Sumber ::
Kondisi perekonomian global yang makin membaik juga membantu pemulihan rupiah. Melemahnya rupiah tersebut juga dikarenakan pertumbuhan ekspor impor yang terganggu harga minyak mentah dunia (CPO) saat itu. Bahkan, total perdagangan pada September 2009 turun ke angka US$18,36 miliar dari US$23,57 pada periode yang sama tahun sebelumnya. Total perdagangan menurun, transaksi berjalan pada September 2009 justru mencatatkan surplus sebesar US$1,74 miliar. Transaksi berjalan tercermin dari penerimaan devisa dari hasil ekspor dan kinerja impor sektor barang maupun jasa, yang punya dampak pada kebutuhan terhadap mata uang dolar AS.

Nilai transaksi berjalan naik dua kali lipat dari sebelumnya yaitu US$564 juta di September 2008. Hal ini mengindikasikan, meskipun rupiah terdepresiasi terhadap dolar AS, namun investor maupun mitra dagang masih memberikan kepercayaan kepada Indonesia. Selain itu, Indonesia pun terlihat tidak terlalu bergantung terhadap AS sehingga fundamental makro masih bisa terjaga saat dan volatilitas nilai tukar rupiah bisa dikendalikan.

Fluktuasi Nilai Tukar 2018

Secara teori, suku bunga acuan bank sentral, seperti BI Rate dan Fed rate, memang paling kuat mempengaruhi nilai tukar pada sistem mengambang. Seperti yang terlihat sejak awal tahun ini, nilai tukar rupiah terkena sentimen pernyataan The Fed atas rencana kenaikan suku bunga acuan bank sentral Amerika.

Rumusan Masalah :: Lanjutkan teks tentang nilai tukar rupiah di atas, dimulai sesudah kalimat terakhirnya.

Data yang Diberikan ::

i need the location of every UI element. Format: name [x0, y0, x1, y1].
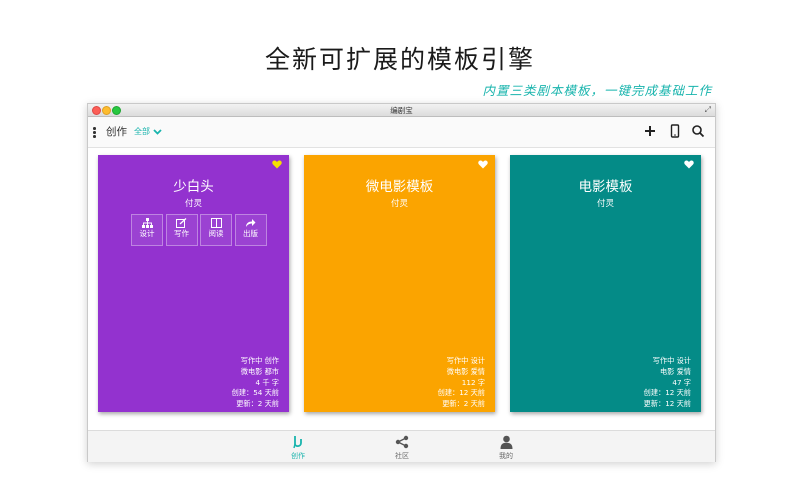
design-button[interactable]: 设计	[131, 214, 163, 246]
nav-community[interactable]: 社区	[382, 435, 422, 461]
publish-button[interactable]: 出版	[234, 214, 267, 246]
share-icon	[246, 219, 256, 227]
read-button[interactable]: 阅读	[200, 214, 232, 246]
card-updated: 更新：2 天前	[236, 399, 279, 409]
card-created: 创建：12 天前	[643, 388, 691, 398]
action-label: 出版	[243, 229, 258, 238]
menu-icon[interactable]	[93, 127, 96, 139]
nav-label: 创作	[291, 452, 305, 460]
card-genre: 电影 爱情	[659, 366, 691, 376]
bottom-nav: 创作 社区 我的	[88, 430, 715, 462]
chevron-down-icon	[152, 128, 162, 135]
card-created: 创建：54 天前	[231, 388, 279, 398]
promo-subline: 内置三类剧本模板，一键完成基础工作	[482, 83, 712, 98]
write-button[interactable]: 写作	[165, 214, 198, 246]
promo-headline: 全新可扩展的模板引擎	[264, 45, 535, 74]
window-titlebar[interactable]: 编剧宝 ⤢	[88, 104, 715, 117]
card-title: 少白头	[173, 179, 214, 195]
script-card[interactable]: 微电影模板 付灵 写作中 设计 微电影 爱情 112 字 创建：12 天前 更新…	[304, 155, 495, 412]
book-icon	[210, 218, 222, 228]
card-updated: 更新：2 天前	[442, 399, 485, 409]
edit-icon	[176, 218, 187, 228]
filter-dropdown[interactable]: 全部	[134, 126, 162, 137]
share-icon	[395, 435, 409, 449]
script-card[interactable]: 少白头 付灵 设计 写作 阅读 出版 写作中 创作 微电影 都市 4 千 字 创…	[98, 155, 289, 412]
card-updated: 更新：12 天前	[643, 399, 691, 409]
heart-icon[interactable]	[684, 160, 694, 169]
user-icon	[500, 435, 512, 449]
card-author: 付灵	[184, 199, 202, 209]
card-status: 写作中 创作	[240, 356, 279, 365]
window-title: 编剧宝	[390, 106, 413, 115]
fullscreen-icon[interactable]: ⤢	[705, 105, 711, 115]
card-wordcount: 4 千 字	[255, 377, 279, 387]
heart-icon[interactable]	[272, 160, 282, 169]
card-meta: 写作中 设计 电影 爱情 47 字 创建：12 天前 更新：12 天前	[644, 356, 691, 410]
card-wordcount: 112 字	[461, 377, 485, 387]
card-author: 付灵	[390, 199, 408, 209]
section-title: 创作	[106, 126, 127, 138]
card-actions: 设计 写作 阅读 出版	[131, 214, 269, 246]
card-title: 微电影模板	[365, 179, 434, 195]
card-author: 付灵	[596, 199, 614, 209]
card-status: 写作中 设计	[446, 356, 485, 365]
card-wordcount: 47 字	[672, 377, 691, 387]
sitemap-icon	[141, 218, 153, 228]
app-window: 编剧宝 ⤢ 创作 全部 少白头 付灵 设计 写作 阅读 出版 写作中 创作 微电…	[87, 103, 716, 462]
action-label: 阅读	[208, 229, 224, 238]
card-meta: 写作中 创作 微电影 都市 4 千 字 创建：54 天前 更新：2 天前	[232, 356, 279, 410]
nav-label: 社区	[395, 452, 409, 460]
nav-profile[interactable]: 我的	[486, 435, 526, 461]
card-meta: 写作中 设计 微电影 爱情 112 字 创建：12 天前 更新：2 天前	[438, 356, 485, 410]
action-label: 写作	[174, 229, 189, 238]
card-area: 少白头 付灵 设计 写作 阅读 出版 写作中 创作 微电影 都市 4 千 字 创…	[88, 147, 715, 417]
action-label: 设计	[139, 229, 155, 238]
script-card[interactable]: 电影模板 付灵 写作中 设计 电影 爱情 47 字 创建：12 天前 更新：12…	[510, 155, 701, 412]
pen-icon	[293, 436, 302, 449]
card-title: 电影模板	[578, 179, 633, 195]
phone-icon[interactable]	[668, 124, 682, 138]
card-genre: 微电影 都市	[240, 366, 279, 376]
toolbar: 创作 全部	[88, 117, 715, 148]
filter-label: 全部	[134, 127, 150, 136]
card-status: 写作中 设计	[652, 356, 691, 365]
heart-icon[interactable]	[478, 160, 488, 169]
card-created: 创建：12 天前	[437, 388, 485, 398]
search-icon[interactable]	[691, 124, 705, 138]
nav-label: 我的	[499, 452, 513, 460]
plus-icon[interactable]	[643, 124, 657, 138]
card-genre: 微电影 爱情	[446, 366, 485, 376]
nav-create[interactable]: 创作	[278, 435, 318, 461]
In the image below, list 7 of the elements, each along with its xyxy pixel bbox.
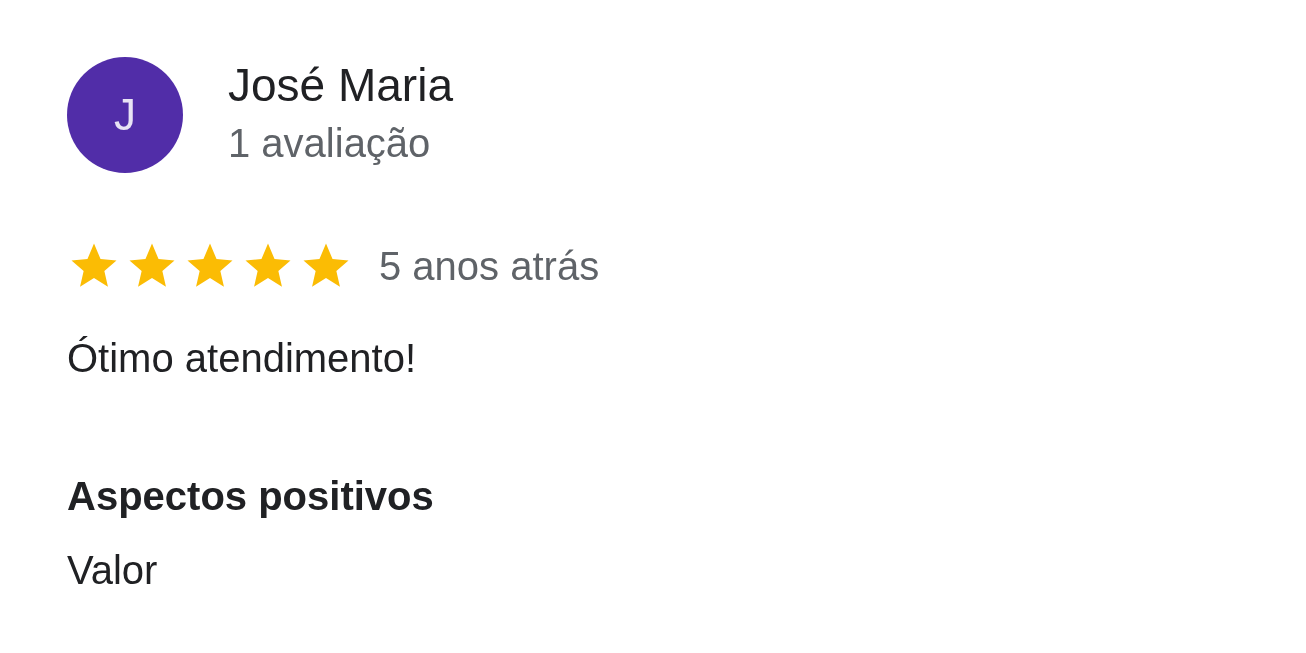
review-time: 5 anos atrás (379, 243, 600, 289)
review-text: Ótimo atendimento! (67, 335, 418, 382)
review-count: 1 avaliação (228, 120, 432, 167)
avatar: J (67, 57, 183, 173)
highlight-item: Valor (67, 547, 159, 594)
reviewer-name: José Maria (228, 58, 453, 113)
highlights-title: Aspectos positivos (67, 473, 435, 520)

Jawaban Berikut ::
Hal ini mempengaruhi kepercayaan investor global untuk menanamkan uangnya di Amerika, sehingga nilai dolar AS menguat dan membuat mata uang negara lain melemah, karena ada aliran modal keluar. Tak hanya suku bunga acuan, nilai tukar juga dipengaruhi oleh kondisi politik global seperti isu perang dagang AS dengan beberapa negara di dunia serta anjloknya perekonomian Turki.

Sebagai negara penganut sistem nilai tukar mengambang bebas, gejolak global tentu adalah konsekuensi. Rupiah memulai tahun ini pada level Rp13.542 per dolar AS, hingga 5 September nilainya mencapai Rp14.927 (Jisdor). Artinya rupiah sudah melemah sekitar 10,23 persen. Cadangan devisa sebagai instrumen stabilisasi ikut dilepas pemerintah. Hingga akhir Juli 2018, cadangan devisa tercatat sebesar US$118,31 miliar. BI sebagai otoritas moneter ikut intervensi. Untuk menarik investor, BI telah menaikkan suku bunga acuan sebanyak empat kali pada tahun ini dengan akumulasi 125 basis poin.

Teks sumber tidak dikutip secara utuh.